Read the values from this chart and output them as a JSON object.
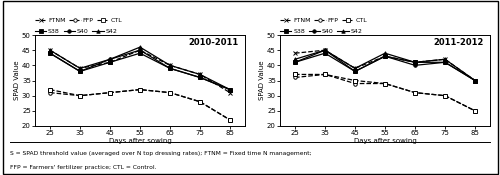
{
  "days": [
    25,
    35,
    45,
    55,
    65,
    75,
    85
  ],
  "year1_title": "2010-2011",
  "year2_title": "2011-2012",
  "year1": {
    "S38": [
      44,
      38,
      41,
      44,
      39,
      36,
      32
    ],
    "S40": [
      44,
      38,
      42,
      45,
      39,
      36,
      32
    ],
    "S42": [
      45,
      39,
      42,
      46,
      40,
      37,
      32
    ],
    "FTNM": [
      45,
      39,
      41,
      45,
      40,
      37,
      31
    ],
    "FFP": [
      31,
      30,
      31,
      32,
      31,
      28,
      22
    ],
    "CTL": [
      32,
      30,
      31,
      32,
      31,
      28,
      22
    ]
  },
  "year2": {
    "S38": [
      41,
      44,
      38,
      43,
      41,
      41,
      35
    ],
    "S40": [
      41,
      45,
      38,
      43,
      40,
      41,
      35
    ],
    "S42": [
      42,
      45,
      39,
      44,
      41,
      42,
      35
    ],
    "FTNM": [
      44,
      45,
      39,
      43,
      41,
      42,
      35
    ],
    "FFP": [
      36,
      37,
      34,
      34,
      31,
      30,
      25
    ],
    "CTL": [
      37,
      37,
      35,
      34,
      31,
      30,
      25
    ]
  },
  "xlabel": "Days after sowing",
  "ylabel": "SPAD Value",
  "ylim": [
    20,
    50
  ],
  "yticks": [
    20,
    25,
    30,
    35,
    40,
    45,
    50
  ],
  "footnote1": "S = SPAD threshold value (averaged over N top dressing rates); FTNM = Fixed time N management;",
  "footnote2": "FFP = Farmers' fertilizer practice; CTL = Control.",
  "bg_color": "#ffffff",
  "line_color": "#000000"
}
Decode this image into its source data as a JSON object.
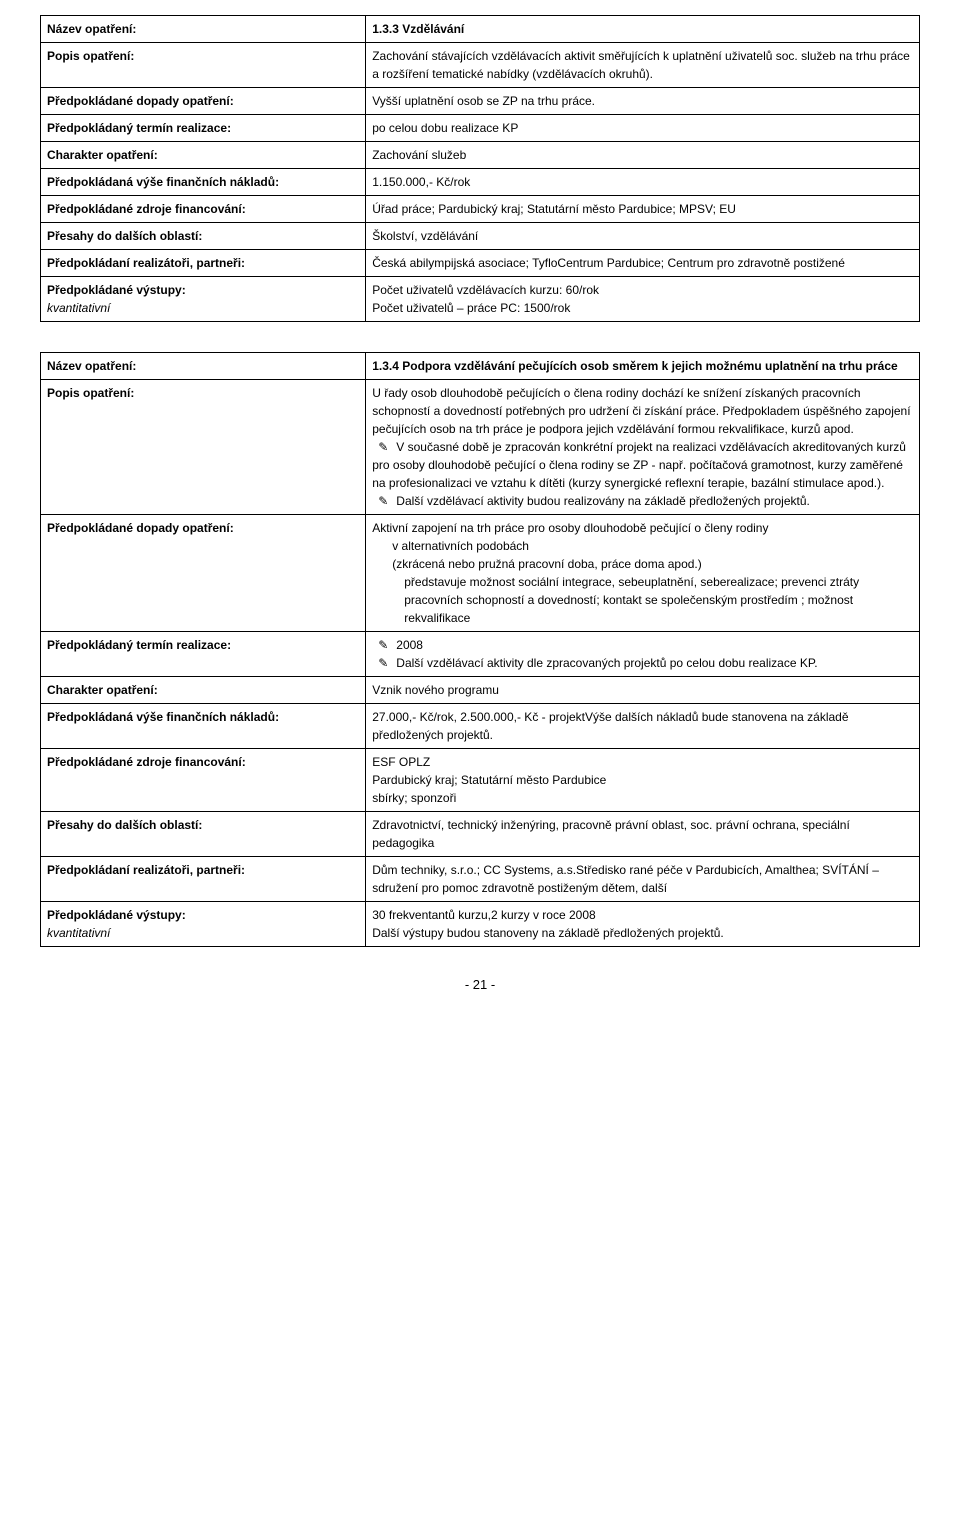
{
  "table1": {
    "rows": [
      {
        "label": "Název opatření:",
        "value_bold": "1.3.3 Vzdělávání"
      },
      {
        "label": "Popis opatření:",
        "value": "Zachování stávajících vzdělávacích aktivit směřujících k uplatnění uživatelů soc. služeb na trhu práce a rozšíření tematické nabídky (vzdělávacích okruhů)."
      },
      {
        "label": "Předpokládané dopady opatření:",
        "value": "Vyšší uplatnění osob se ZP na trhu práce."
      },
      {
        "label": "Předpokládaný termín realizace:",
        "value": "po celou dobu realizace KP"
      },
      {
        "label": "Charakter opatření:",
        "value": "Zachování služeb"
      },
      {
        "label": "Předpokládaná výše finančních nákladů:",
        "value": "1.150.000,- Kč/rok"
      },
      {
        "label": "Předpokládané zdroje financování:",
        "value": "Úřad práce; Pardubický kraj; Statutární město Pardubice; MPSV; EU"
      },
      {
        "label": "Přesahy do dalších oblastí:",
        "value": "Školství, vzdělávání"
      },
      {
        "label": "Předpokládaní realizátoři, partneři:",
        "value": "Česká abilympijská asociace; TyfloCentrum Pardubice; Centrum pro zdravotně postižené"
      },
      {
        "label_bold": "Předpokládané výstupy:",
        "label_italic": "kvantitativní",
        "value_line1": "Počet uživatelů vzdělávacích kurzu: 60/rok",
        "value_line2": "Počet uživatelů – práce PC: 1500/rok"
      }
    ]
  },
  "table2": {
    "nazev_label": "Název opatření:",
    "nazev_value": "1.3.4 Podpora vzdělávání pečujících osob směrem k jejich možnému uplatnění na trhu práce",
    "popis_label": "Popis opatření:",
    "popis_p1": "U řady osob dlouhodobě pečujících o člena rodiny dochází ke snížení získaných pracovních schopností a dovedností potřebných pro udržení či získání práce. Předpokladem úspěšného  zapojení pečujících osob  na trh práce je podpora jejich vzdělávání formou rekvalifikace, kurzů apod.",
    "popis_b1": "V současné době je zpracován konkrétní projekt na realizaci vzdělávacích akreditovaných kurzů pro osoby dlouhodobě pečující o člena rodiny se ZP - např. počítačová gramotnost, kurzy zaměřené na profesionalizaci ve vztahu k dítěti (kurzy synergické reflexní terapie, bazální stimulace apod.).",
    "popis_b2": "Další vzdělávací aktivity budou realizovány na základě předložených projektů.",
    "dopady_label": "Předpokládané dopady opatření:",
    "dopady_l1": "Aktivní zapojení na trh práce pro osoby dlouhodobě pečující o členy rodiny",
    "dopady_l2": "v alternativních podobách",
    "dopady_l3": "(zkrácená  nebo pružná pracovní doba, práce doma apod.)",
    "dopady_l4": "představuje možnost sociální integrace, sebeuplatnění, seberealizace; prevenci ztráty pracovních schopností a dovedností; kontakt se společenským prostředím ; možnost rekvalifikace",
    "termin_label": "Předpokládaný termín realizace:",
    "termin_b1": "2008",
    "termin_b2": "Další vzdělávací aktivity dle zpracovaných projektů po celou dobu realizace KP.",
    "charakter_label": "Charakter opatření:",
    "charakter_value": "Vznik nového programu",
    "naklady_label": "Předpokládaná výše finančních nákladů:",
    "naklady_value": "27.000,- Kč/rok, 2.500.000,- Kč - projektVýše dalších nákladů bude stanovena na základě předložených projektů.",
    "zdroje_label": "Předpokládané zdroje financování:",
    "zdroje_l1": "ESF OPLZ",
    "zdroje_l2": "Pardubický kraj; Statutární město Pardubice",
    "zdroje_l3": "sbírky; sponzoři",
    "presahy_label": "Přesahy do dalších oblastí:",
    "presahy_value": "Zdravotnictví, technický inženýring, pracovně právní oblast, soc. právní ochrana, speciální pedagogika",
    "realizatori_label": "Předpokládaní realizátoři, partneři:",
    "realizatori_value": "Dům techniky, s.r.o.; CC Systems, a.s.Středisko rané péče v Pardubicích, Amalthea; SVÍTÁNÍ – sdružení pro pomoc zdravotně postiženým dětem, další",
    "vystupy_label_bold": "Předpokládané výstupy:",
    "vystupy_label_italic": "kvantitativní",
    "vystupy_l1": "30 frekventantů kurzu,2 kurzy v roce 2008",
    "vystupy_l2": "Další výstupy budou stanoveny na základě předložených projektů."
  },
  "page_number": "- 21 -",
  "arrow": "✎"
}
━━━
* **AIM**:
Print the full listing exactly, dropping the pictures.

* **OUTPUT FOR THIS TASK**:
Read the values from this chart and output them as a JSON object.
{
  "days": [
    25,
    35,
    45,
    55,
    65,
    75,
    85
  ],
  "year1_title": "2010-2011",
  "year2_title": "2011-2012",
  "year1": {
    "S38": [
      44,
      38,
      41,
      44,
      39,
      36,
      32
    ],
    "S40": [
      44,
      38,
      42,
      45,
      39,
      36,
      32
    ],
    "S42": [
      45,
      39,
      42,
      46,
      40,
      37,
      32
    ],
    "FTNM": [
      45,
      39,
      41,
      45,
      40,
      37,
      31
    ],
    "FFP": [
      31,
      30,
      31,
      32,
      31,
      28,
      22
    ],
    "CTL": [
      32,
      30,
      31,
      32,
      31,
      28,
      22
    ]
  },
  "year2": {
    "S38": [
      41,
      44,
      38,
      43,
      41,
      41,
      35
    ],
    "S40": [
      41,
      45,
      38,
      43,
      40,
      41,
      35
    ],
    "S42": [
      42,
      45,
      39,
      44,
      41,
      42,
      35
    ],
    "FTNM": [
      44,
      45,
      39,
      43,
      41,
      42,
      35
    ],
    "FFP": [
      36,
      37,
      34,
      34,
      31,
      30,
      25
    ],
    "CTL": [
      37,
      37,
      35,
      34,
      31,
      30,
      25
    ]
  },
  "xlabel": "Days after sowing",
  "ylabel": "SPAD Value",
  "ylim": [
    20,
    50
  ],
  "yticks": [
    20,
    25,
    30,
    35,
    40,
    45,
    50
  ],
  "footnote1": "S = SPAD threshold value (averaged over N top dressing rates); FTNM = Fixed time N management;",
  "footnote2": "FFP = Farmers' fertilizer practice; CTL = Control.",
  "bg_color": "#ffffff",
  "line_color": "#000000"
}
Decode this image into its source data as a JSON object.
{
  "table1": {
    "rows": [
      {
        "label": "Název opatření:",
        "value_bold": "1.3.3 Vzdělávání"
      },
      {
        "label": "Popis opatření:",
        "value": "Zachování stávajících vzdělávacích aktivit směřujících k uplatnění uživatelů soc. služeb na trhu práce a rozšíření tematické nabídky (vzdělávacích okruhů)."
      },
      {
        "label": "Předpokládané dopady opatření:",
        "value": "Vyšší uplatnění osob se ZP na trhu práce."
      },
      {
        "label": "Předpokládaný termín realizace:",
        "value": "po celou dobu realizace KP"
      },
      {
        "label": "Charakter opatření:",
        "value": "Zachování služeb"
      },
      {
        "label": "Předpokládaná výše finančních nákladů:",
        "value": "1.150.000,- Kč/rok"
      },
      {
        "label": "Předpokládané zdroje financování:",
        "value": "Úřad práce; Pardubický kraj; Statutární město Pardubice; MPSV; EU"
      },
      {
        "label": "Přesahy do dalších oblastí:",
        "value": "Školství, vzdělávání"
      },
      {
        "label": "Předpokládaní realizátoři, partneři:",
        "value": "Česká abilympijská asociace; TyfloCentrum Pardubice; Centrum pro zdravotně postižené"
      },
      {
        "label_bold": "Předpokládané výstupy:",
        "label_italic": "kvantitativní",
        "value_line1": "Počet uživatelů vzdělávacích kurzu: 60/rok",
        "value_line2": "Počet uživatelů – práce PC: 1500/rok"
      }
    ]
  },
  "table2": {
    "nazev_label": "Název opatření:",
    "nazev_value": "1.3.4 Podpora vzdělávání pečujících osob směrem k jejich možnému uplatnění na trhu práce",
    "popis_label": "Popis opatření:",
    "popis_p1": "U řady osob dlouhodobě pečujících o člena rodiny dochází ke snížení získaných pracovních schopností a dovedností potřebných pro udržení či získání práce. Předpokladem úspěšného  zapojení pečujících osob  na trh práce je podpora jejich vzdělávání formou rekvalifikace, kurzů apod.",
    "popis_b1": "V současné době je zpracován konkrétní projekt na realizaci vzdělávacích akreditovaných kurzů pro osoby dlouhodobě pečující o člena rodiny se ZP - např. počítačová gramotnost, kurzy zaměřené na profesionalizaci ve vztahu k dítěti (kurzy synergické reflexní terapie, bazální stimulace apod.).",
    "popis_b2": "Další vzdělávací aktivity budou realizovány na základě předložených projektů.",
    "dopady_label": "Předpokládané dopady opatření:",
    "dopady_l1": "Aktivní zapojení na trh práce pro osoby dlouhodobě pečující o členy rodiny",
    "dopady_l2": "v alternativních podobách",
    "dopady_l3": "(zkrácená  nebo pružná pracovní doba, práce doma apod.)",
    "dopady_l4": "představuje možnost sociální integrace, sebeuplatnění, seberealizace; prevenci ztráty pracovních schopností a dovedností; kontakt se společenským prostředím ; možnost rekvalifikace",
    "termin_label": "Předpokládaný termín realizace:",
    "termin_b1": "2008",
    "termin_b2": "Další vzdělávací aktivity dle zpracovaných projektů po celou dobu realizace KP.",
    "charakter_label": "Charakter opatření:",
    "charakter_value": "Vznik nového programu",
    "naklady_label": "Předpokládaná výše finančních nákladů:",
    "naklady_value": "27.000,- Kč/rok, 2.500.000,- Kč - projektVýše dalších nákladů bude stanovena na základě předložených projektů.",
    "zdroje_label": "Předpokládané zdroje financování:",
    "zdroje_l1": "ESF OPLZ",
    "zdroje_l2": "Pardubický kraj; Statutární město Pardubice",
    "zdroje_l3": "sbírky; sponzoři",
    "presahy_label": "Přesahy do dalších oblastí:",
    "presahy_value": "Zdravotnictví, technický inženýring, pracovně právní oblast, soc. právní ochrana, speciální pedagogika",
    "realizatori_label": "Předpokládaní realizátoři, partneři:",
    "realizatori_value": "Dům techniky, s.r.o.; CC Systems, a.s.Středisko rané péče v Pardubicích, Amalthea; SVÍTÁNÍ – sdružení pro pomoc zdravotně postiženým dětem, další",
    "vystupy_label_bold": "Předpokládané výstupy:",
    "vystupy_label_italic": "kvantitativní",
    "vystupy_l1": "30 frekventantů kurzu,2 kurzy v roce 2008",
    "vystupy_l2": "Další výstupy budou stanoveny na základě předložených projektů."
  },
  "page_number": "- 21 -",
  "arrow": "✎"
}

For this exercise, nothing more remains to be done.